*Set exercise:* Lines containing the word "phút" are to be located and copied.

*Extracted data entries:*
────────────────────
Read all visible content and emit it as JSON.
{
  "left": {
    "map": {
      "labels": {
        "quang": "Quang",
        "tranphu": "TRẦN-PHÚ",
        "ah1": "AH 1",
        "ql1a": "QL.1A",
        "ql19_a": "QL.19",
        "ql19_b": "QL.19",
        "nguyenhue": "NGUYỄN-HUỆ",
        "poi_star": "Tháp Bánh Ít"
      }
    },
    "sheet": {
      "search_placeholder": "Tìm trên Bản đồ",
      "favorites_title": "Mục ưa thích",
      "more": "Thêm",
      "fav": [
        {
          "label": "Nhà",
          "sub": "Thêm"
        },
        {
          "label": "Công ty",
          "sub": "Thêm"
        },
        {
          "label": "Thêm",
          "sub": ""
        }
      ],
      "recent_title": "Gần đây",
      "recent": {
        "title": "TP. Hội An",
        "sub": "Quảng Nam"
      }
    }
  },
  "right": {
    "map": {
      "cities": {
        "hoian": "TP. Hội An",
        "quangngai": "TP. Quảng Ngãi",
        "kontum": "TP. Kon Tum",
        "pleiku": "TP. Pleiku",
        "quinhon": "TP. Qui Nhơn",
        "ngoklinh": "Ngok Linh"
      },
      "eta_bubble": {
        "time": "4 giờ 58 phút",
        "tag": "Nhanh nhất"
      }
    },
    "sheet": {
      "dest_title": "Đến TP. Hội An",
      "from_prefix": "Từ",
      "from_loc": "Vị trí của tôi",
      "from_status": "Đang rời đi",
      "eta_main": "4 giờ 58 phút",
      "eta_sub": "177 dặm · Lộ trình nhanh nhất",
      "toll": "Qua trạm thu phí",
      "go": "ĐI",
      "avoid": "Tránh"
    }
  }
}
────────────────────
*The output:*
        "time": "4 giờ 58 phút",
      "eta_main": "4 giờ 58 phút",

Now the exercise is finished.